Page text dataset records

=== Section Start ===

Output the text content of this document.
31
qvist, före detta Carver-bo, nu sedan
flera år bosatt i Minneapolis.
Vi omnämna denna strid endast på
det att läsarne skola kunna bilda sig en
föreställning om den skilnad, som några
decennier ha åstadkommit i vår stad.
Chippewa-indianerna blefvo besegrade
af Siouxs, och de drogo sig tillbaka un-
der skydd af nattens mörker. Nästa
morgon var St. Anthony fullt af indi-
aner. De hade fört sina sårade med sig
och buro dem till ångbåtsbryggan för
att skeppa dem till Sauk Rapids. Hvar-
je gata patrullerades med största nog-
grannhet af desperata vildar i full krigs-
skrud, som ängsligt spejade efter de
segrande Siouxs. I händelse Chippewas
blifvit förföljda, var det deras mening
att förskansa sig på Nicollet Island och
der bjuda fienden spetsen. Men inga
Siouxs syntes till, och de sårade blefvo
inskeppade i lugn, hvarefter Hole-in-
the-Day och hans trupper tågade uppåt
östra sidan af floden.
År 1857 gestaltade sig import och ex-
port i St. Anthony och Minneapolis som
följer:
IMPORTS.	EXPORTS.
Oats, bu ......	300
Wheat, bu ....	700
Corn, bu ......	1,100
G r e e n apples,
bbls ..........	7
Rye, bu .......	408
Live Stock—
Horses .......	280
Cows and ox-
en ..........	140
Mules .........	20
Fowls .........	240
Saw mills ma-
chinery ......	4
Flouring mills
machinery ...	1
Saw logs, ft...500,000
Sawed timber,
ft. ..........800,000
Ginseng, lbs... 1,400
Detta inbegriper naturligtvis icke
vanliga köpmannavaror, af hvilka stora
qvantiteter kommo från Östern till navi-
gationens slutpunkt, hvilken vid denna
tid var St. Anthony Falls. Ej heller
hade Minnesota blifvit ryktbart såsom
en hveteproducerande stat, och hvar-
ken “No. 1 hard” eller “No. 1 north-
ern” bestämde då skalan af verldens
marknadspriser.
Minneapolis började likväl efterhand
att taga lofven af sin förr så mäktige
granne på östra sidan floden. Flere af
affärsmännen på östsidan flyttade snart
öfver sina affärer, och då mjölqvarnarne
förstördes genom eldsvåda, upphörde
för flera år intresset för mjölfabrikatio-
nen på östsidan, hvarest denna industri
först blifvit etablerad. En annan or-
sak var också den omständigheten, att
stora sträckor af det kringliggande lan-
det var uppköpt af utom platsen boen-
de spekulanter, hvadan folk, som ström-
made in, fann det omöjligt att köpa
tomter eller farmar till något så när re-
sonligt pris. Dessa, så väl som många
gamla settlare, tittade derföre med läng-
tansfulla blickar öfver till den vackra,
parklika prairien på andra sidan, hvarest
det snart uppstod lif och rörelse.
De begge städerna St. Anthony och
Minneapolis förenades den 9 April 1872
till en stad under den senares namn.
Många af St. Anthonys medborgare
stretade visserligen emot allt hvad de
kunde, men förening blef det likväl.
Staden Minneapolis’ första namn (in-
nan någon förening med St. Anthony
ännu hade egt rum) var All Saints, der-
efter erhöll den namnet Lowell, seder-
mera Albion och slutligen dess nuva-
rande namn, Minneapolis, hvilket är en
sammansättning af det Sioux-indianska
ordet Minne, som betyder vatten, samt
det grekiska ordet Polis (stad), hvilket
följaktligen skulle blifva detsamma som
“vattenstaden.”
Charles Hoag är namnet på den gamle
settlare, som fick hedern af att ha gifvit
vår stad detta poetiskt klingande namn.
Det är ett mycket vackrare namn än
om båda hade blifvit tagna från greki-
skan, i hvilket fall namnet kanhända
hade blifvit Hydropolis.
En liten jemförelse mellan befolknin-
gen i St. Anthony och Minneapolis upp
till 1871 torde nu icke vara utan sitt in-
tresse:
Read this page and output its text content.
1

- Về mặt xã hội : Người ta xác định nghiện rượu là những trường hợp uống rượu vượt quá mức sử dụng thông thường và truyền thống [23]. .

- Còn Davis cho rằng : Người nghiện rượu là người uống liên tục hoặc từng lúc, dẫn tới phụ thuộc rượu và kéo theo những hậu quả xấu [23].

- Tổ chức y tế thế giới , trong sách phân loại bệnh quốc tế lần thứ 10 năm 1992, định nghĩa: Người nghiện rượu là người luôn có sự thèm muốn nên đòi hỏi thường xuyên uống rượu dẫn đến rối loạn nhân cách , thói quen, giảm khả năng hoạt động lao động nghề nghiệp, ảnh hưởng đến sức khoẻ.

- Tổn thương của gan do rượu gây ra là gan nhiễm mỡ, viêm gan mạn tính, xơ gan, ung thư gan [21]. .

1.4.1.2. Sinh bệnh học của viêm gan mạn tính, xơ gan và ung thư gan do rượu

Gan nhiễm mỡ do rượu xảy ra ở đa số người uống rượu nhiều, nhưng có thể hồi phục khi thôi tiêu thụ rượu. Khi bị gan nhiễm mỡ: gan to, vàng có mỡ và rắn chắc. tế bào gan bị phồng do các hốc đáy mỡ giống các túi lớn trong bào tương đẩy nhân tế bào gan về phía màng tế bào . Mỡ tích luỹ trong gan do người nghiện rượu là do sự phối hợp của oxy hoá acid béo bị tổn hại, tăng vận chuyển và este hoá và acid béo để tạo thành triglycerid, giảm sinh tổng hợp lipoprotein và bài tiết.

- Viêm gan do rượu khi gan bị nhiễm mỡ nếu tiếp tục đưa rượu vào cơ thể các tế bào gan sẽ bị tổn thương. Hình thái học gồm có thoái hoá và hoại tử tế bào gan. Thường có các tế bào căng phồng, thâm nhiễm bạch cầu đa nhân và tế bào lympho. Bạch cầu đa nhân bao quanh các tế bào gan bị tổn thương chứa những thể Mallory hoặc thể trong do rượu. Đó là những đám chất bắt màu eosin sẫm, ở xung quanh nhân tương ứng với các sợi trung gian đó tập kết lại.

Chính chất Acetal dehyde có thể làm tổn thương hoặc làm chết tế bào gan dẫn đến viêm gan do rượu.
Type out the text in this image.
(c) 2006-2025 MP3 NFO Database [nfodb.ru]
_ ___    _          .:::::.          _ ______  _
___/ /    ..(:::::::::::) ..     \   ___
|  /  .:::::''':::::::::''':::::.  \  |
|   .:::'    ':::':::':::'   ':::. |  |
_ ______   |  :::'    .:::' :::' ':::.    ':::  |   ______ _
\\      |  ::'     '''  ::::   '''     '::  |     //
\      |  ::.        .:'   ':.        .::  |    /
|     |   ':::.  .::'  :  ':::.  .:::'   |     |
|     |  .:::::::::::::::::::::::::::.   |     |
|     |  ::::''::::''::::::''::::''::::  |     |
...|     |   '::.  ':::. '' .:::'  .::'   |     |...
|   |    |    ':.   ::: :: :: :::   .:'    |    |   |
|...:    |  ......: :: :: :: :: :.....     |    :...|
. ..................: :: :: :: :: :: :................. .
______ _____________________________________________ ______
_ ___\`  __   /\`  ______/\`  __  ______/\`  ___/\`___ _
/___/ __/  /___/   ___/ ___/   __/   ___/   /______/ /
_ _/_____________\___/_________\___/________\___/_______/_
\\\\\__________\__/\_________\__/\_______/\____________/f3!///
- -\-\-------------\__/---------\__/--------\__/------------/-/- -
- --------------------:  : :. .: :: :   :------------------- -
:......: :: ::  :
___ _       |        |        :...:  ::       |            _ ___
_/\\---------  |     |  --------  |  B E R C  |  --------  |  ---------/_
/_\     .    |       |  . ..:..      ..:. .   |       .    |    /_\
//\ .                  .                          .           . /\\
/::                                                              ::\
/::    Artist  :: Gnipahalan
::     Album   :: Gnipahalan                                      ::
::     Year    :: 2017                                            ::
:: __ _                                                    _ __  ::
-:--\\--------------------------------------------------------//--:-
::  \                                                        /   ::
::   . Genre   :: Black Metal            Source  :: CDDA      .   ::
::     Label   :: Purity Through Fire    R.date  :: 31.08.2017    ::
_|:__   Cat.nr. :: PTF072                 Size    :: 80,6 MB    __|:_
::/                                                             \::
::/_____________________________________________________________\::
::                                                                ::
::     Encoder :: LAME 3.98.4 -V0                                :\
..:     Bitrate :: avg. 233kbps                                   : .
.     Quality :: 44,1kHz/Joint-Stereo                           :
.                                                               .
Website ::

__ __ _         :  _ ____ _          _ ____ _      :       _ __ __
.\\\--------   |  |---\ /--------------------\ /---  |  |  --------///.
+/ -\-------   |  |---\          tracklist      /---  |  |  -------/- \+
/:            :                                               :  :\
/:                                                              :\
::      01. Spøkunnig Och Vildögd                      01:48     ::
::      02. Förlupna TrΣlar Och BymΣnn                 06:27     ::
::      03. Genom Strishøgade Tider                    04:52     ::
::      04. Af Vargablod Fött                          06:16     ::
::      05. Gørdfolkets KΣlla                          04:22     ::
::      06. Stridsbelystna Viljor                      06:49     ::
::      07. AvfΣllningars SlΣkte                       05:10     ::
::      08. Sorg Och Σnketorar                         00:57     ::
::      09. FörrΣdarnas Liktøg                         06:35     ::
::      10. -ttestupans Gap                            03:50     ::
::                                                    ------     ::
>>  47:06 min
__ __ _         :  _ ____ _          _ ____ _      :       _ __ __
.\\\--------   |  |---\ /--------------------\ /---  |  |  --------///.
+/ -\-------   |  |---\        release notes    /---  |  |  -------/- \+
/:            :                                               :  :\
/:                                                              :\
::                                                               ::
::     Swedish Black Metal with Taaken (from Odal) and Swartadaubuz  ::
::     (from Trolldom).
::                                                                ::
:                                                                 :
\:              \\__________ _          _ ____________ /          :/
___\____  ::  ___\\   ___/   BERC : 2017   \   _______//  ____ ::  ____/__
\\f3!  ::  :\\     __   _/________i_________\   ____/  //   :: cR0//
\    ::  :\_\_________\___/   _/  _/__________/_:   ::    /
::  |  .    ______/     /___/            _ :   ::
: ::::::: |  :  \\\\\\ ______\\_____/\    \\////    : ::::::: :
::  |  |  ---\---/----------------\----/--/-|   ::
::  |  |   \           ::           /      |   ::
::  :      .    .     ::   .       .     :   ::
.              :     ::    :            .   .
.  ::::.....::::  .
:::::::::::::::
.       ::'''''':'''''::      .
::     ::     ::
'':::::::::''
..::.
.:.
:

=== Section End ===

Report each line in the data above that holds the word "förening" by copying it.

kunde, men förening blef det likväl.
nan någon förening med St. Anthony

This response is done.